DESCRIPTION OF THE TASK
State only the number of lines that contain the string "JSON".

(Items from a dataset)
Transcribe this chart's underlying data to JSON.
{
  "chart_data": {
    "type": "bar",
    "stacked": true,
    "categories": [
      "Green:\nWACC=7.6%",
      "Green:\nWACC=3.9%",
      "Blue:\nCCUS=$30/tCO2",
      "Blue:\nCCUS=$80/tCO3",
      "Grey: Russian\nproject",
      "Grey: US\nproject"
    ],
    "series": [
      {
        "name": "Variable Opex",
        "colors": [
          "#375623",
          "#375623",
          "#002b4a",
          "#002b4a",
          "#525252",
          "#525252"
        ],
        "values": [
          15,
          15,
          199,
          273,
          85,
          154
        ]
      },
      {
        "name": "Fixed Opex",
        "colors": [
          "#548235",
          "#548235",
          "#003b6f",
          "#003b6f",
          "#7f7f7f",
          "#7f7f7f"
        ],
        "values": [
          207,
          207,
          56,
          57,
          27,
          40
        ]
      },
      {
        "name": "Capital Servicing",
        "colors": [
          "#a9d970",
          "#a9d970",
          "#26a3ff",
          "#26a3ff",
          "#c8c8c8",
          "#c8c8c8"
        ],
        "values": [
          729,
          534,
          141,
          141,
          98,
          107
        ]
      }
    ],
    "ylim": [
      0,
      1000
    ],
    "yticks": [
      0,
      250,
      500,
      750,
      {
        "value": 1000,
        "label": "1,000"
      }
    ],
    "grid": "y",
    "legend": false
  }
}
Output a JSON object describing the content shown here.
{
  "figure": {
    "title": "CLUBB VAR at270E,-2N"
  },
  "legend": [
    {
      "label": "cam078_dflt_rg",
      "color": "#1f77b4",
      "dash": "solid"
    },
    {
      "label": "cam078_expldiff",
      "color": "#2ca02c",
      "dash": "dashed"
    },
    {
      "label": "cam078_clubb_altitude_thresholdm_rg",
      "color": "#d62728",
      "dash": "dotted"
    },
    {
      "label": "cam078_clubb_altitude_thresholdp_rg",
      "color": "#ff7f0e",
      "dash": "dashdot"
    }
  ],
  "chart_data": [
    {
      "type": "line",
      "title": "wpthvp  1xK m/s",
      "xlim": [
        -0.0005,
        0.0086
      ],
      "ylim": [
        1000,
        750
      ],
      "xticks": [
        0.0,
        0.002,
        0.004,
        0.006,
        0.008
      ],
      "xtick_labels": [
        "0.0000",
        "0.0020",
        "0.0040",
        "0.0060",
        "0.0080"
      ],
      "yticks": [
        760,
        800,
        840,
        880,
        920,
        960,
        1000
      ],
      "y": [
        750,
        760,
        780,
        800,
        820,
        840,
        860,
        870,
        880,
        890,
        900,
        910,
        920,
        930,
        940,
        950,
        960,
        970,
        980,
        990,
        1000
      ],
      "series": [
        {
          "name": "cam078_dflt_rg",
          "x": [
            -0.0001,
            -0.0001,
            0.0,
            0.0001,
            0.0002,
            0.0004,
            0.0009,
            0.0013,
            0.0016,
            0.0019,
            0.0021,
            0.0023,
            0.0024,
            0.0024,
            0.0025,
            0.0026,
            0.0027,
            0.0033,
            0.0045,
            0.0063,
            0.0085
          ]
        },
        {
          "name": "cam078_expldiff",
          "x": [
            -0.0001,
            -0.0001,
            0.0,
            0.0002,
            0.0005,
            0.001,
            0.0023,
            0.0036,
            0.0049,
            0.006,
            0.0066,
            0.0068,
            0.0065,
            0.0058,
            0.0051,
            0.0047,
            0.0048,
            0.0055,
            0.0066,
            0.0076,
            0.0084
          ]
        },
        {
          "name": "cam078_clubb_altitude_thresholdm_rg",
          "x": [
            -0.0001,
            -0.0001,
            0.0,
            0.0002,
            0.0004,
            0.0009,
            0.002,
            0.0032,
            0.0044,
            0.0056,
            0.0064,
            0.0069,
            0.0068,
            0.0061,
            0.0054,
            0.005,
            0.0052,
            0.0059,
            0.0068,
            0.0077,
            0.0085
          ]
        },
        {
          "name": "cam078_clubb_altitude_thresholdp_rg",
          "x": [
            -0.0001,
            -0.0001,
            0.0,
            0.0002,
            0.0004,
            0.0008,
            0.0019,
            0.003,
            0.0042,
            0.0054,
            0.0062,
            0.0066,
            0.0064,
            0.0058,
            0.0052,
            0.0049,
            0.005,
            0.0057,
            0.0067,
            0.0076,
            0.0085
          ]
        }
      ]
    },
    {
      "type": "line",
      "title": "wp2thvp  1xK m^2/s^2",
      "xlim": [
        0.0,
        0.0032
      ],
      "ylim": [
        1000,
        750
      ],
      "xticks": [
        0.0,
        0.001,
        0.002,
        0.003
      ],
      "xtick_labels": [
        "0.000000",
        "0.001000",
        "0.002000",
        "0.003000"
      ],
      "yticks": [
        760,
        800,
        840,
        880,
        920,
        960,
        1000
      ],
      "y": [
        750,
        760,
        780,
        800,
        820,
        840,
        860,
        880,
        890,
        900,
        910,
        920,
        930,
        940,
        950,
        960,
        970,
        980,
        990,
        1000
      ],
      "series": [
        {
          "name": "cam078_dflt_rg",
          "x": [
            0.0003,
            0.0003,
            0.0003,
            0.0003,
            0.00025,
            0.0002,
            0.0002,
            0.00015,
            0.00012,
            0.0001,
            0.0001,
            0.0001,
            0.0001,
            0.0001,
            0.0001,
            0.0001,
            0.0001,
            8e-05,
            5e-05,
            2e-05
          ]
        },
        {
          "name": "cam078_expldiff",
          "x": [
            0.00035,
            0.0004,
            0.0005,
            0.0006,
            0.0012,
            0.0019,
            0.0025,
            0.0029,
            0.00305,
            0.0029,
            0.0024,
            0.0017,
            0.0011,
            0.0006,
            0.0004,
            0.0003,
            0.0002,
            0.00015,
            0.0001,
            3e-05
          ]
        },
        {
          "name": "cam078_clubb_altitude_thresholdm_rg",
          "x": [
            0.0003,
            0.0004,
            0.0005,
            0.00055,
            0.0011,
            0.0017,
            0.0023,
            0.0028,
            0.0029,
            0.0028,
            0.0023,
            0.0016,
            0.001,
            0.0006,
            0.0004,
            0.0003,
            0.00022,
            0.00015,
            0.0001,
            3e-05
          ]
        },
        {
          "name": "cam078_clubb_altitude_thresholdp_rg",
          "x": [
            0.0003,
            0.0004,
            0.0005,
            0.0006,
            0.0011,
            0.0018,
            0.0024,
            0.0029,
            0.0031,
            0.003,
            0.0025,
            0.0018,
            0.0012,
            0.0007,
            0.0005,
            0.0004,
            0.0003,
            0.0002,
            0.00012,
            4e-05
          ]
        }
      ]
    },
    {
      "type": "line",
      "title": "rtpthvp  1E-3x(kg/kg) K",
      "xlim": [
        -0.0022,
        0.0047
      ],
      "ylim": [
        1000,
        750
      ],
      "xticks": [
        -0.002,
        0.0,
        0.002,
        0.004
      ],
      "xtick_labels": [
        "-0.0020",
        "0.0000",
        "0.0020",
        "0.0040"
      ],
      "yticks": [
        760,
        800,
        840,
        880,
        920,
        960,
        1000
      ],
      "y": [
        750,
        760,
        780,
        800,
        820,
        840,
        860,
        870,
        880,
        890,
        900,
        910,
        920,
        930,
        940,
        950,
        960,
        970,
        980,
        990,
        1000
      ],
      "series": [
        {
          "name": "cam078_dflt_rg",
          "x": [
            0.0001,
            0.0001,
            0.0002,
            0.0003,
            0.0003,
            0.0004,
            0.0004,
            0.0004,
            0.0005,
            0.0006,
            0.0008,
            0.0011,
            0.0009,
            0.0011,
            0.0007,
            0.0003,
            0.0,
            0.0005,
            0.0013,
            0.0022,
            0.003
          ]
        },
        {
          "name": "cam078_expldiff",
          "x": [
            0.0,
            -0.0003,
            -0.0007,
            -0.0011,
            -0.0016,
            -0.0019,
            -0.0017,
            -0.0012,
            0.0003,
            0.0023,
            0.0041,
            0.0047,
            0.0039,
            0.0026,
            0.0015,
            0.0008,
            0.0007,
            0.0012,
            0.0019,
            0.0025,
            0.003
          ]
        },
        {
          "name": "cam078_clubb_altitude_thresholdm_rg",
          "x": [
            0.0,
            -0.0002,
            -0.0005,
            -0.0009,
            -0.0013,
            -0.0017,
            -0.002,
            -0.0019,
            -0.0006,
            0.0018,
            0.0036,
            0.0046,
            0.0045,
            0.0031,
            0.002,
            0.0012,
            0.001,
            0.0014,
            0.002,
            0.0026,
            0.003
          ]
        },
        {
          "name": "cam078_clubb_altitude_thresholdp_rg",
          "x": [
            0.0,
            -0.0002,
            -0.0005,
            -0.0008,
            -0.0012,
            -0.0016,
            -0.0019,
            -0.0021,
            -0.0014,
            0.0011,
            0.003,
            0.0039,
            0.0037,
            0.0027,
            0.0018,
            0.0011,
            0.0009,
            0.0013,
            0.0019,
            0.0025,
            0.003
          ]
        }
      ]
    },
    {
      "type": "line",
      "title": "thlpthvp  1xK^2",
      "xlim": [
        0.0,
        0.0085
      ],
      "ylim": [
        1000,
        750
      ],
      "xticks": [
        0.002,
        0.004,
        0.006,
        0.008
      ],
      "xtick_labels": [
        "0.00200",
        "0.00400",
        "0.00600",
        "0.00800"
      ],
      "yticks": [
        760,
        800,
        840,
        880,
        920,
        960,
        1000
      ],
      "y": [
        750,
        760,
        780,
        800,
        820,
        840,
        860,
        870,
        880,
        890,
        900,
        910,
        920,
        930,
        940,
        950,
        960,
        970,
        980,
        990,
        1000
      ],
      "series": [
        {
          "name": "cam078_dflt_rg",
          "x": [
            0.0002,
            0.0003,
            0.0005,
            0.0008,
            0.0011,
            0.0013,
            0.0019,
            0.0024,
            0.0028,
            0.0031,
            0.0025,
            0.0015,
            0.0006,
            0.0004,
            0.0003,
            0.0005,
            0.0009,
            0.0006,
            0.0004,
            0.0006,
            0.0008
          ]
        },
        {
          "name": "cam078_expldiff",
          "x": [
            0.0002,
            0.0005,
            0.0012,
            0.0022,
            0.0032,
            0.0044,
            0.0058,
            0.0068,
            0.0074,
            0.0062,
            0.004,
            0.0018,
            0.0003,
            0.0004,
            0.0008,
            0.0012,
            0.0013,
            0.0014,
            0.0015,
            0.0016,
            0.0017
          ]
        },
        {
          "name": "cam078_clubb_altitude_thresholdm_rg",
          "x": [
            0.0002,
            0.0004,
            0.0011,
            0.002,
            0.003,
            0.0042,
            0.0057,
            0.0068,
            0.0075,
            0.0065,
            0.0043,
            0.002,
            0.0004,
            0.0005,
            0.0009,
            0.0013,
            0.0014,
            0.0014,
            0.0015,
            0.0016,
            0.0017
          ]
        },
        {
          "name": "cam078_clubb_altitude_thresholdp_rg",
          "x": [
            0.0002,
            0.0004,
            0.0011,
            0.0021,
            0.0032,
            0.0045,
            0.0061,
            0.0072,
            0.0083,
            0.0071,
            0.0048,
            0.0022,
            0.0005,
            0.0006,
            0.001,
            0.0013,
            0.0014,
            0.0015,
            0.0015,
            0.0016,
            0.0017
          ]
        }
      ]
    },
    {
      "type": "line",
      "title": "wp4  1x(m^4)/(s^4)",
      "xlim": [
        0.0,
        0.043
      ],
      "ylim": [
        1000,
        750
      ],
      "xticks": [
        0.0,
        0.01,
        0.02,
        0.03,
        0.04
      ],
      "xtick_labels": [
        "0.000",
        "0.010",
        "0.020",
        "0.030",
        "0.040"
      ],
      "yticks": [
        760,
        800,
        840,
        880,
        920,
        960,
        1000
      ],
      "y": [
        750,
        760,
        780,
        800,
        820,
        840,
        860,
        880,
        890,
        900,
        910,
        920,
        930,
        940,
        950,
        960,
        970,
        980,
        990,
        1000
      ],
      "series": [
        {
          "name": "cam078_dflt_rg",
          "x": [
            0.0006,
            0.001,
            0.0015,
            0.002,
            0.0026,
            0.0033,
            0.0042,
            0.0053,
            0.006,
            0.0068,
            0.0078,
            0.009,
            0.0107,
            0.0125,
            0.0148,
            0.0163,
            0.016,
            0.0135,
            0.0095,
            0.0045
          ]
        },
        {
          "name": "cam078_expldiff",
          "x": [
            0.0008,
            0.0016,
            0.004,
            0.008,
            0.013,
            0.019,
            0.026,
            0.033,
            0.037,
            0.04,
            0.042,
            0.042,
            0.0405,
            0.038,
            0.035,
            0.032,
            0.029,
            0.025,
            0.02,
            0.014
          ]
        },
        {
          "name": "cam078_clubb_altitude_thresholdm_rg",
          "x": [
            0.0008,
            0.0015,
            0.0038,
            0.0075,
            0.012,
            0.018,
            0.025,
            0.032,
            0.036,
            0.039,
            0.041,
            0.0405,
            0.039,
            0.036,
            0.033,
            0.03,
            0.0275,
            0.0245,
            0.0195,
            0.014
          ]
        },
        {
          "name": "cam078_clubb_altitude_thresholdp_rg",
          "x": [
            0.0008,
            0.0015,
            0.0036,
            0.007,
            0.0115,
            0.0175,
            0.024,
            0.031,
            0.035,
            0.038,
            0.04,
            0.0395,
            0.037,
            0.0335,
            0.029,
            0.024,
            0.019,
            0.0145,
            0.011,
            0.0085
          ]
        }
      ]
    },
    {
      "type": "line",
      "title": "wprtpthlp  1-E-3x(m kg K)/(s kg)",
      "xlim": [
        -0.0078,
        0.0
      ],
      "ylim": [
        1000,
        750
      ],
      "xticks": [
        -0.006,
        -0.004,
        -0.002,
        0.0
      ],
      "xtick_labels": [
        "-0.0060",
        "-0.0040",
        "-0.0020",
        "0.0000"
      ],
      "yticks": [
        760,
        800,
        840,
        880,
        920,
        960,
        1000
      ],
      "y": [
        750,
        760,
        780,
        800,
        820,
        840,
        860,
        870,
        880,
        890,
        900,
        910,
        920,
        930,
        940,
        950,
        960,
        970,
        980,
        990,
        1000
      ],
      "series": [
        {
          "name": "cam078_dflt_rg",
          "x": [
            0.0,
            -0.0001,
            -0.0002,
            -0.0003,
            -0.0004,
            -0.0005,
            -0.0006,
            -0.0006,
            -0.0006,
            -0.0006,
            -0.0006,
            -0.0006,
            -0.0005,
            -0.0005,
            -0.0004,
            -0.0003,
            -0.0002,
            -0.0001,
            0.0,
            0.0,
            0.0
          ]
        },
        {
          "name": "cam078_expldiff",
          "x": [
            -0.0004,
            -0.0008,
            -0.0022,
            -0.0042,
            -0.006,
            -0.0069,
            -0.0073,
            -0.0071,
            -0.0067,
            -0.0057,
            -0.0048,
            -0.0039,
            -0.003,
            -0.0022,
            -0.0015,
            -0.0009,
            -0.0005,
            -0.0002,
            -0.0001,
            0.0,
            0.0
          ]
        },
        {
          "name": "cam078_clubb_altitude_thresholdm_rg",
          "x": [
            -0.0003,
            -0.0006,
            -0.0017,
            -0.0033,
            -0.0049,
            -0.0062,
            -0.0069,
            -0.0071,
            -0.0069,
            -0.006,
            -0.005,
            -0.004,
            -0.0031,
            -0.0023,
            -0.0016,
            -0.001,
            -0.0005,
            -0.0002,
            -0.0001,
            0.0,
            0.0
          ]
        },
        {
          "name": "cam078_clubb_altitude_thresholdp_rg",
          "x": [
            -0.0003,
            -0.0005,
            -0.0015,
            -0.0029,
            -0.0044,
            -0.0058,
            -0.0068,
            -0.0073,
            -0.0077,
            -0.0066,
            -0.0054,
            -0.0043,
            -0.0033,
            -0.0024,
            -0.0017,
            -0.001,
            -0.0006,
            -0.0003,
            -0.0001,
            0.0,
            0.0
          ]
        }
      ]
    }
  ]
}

SOLVED EXERCISE
2